What you need to do →
What is the number of lines containing the string "Assistant"? Answer with the number only.

Dataset records:
********

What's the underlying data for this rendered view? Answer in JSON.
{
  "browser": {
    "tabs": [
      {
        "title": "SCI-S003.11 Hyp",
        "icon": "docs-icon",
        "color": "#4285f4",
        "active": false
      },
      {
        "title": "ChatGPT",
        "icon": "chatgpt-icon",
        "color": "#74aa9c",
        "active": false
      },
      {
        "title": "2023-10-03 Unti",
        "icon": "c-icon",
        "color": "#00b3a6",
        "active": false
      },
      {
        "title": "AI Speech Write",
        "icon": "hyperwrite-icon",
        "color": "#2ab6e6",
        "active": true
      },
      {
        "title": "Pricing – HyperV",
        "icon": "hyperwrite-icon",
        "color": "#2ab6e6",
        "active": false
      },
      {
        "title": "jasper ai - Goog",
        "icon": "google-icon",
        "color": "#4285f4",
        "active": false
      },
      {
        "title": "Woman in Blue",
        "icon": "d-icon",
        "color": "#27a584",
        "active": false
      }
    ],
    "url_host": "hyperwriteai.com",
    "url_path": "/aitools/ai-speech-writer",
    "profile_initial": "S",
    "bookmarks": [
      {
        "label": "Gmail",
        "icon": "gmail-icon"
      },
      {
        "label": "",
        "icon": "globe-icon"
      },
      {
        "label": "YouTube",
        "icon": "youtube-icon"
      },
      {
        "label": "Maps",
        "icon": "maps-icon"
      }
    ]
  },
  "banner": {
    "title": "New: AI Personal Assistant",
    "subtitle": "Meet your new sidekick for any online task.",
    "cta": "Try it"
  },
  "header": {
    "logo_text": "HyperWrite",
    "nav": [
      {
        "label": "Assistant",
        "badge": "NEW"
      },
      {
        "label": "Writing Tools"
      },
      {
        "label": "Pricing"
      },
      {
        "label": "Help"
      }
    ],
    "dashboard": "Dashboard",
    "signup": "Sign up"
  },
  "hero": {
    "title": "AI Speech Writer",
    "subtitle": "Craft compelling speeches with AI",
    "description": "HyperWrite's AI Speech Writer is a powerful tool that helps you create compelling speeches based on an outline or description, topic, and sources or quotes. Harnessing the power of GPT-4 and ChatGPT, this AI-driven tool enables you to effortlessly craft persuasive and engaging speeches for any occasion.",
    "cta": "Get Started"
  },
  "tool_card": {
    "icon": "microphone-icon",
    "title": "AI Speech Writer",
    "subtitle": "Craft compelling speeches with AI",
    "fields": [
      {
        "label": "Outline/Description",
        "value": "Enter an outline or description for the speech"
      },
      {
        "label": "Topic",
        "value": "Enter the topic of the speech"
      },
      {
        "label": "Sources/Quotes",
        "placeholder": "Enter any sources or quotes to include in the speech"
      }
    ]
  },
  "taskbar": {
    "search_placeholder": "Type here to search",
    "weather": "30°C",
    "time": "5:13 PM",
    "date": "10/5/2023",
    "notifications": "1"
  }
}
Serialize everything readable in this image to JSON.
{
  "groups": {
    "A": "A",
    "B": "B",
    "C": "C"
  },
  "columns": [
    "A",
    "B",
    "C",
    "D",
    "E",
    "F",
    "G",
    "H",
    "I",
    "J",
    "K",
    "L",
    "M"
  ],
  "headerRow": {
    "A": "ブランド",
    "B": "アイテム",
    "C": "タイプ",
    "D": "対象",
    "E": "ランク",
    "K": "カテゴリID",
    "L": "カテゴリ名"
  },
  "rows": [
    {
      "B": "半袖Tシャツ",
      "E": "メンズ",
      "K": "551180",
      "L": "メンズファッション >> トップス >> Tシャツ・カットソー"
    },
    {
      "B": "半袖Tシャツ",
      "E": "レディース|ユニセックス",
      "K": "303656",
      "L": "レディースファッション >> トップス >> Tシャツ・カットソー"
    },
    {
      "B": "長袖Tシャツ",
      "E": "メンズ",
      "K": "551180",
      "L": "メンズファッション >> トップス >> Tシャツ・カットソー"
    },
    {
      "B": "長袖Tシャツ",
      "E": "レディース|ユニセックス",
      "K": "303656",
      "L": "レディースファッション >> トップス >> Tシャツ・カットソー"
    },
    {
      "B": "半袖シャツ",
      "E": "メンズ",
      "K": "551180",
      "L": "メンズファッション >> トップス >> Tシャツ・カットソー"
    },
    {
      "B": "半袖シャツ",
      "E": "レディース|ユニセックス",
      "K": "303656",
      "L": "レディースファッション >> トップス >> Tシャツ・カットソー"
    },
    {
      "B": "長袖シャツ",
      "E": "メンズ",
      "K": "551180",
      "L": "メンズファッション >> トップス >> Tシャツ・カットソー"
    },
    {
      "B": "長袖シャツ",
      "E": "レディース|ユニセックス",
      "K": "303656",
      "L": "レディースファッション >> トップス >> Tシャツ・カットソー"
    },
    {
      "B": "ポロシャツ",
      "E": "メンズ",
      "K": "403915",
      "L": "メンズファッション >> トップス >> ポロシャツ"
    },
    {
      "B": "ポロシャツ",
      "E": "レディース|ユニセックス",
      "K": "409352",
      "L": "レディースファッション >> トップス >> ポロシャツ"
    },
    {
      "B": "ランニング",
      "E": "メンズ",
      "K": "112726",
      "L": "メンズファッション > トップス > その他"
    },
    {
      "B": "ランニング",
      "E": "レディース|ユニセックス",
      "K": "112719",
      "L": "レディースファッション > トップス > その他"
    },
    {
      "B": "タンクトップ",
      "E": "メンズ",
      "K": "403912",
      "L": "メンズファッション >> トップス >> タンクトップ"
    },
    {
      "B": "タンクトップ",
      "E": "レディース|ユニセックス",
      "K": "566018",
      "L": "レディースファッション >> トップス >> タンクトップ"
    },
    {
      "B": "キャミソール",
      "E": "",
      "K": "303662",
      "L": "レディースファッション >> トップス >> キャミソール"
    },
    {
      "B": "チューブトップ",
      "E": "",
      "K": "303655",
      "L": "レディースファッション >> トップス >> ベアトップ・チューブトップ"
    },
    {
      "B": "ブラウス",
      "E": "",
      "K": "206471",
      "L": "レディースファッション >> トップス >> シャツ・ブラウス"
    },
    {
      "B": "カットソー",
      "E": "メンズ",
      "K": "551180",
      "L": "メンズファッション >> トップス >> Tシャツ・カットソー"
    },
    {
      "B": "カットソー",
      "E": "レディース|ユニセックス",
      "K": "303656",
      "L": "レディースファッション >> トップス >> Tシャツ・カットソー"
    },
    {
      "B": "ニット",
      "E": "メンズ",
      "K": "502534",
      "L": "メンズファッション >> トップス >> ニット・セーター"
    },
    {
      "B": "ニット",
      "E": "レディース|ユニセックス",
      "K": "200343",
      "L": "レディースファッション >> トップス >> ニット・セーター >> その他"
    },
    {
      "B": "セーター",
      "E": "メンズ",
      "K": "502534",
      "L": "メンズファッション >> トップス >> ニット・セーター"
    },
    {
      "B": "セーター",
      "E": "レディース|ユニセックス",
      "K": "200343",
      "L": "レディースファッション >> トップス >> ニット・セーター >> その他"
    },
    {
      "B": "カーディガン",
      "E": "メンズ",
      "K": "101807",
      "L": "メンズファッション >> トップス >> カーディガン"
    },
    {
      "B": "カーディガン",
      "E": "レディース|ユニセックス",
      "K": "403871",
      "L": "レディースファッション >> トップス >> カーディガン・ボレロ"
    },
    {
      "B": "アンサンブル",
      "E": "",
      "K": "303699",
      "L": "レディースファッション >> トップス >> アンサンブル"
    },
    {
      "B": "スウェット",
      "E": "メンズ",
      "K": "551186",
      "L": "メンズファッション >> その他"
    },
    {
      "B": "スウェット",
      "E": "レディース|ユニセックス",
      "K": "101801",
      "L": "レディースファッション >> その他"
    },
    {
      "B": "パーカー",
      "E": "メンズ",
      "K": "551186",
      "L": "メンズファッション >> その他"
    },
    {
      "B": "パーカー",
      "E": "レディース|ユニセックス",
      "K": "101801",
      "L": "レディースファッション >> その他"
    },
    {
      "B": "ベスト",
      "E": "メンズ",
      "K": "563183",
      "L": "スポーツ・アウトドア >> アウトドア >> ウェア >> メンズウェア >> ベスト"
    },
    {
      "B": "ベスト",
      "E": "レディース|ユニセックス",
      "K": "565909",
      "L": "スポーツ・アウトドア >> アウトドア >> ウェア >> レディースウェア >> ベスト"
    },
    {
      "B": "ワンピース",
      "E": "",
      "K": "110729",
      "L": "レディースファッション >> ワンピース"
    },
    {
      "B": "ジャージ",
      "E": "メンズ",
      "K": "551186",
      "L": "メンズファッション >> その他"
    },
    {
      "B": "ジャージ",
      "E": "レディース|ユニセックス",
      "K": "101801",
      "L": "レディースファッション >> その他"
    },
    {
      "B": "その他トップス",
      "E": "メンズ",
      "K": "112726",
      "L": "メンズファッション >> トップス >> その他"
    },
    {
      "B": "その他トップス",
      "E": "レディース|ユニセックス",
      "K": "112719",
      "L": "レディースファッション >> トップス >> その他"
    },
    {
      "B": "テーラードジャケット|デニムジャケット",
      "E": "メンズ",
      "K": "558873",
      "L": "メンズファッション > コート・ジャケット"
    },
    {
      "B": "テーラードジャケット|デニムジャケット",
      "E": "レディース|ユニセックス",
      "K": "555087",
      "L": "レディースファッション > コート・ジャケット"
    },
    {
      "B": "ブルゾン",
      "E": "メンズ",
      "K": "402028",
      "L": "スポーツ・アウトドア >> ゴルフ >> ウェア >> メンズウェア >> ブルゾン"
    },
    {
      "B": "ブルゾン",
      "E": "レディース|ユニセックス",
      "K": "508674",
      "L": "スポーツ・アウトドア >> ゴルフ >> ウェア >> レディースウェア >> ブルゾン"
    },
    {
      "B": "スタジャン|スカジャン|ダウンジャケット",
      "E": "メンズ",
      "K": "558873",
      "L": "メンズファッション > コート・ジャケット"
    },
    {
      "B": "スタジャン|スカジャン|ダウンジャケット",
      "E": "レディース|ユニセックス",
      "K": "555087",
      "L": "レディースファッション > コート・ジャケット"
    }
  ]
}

********

Result →
2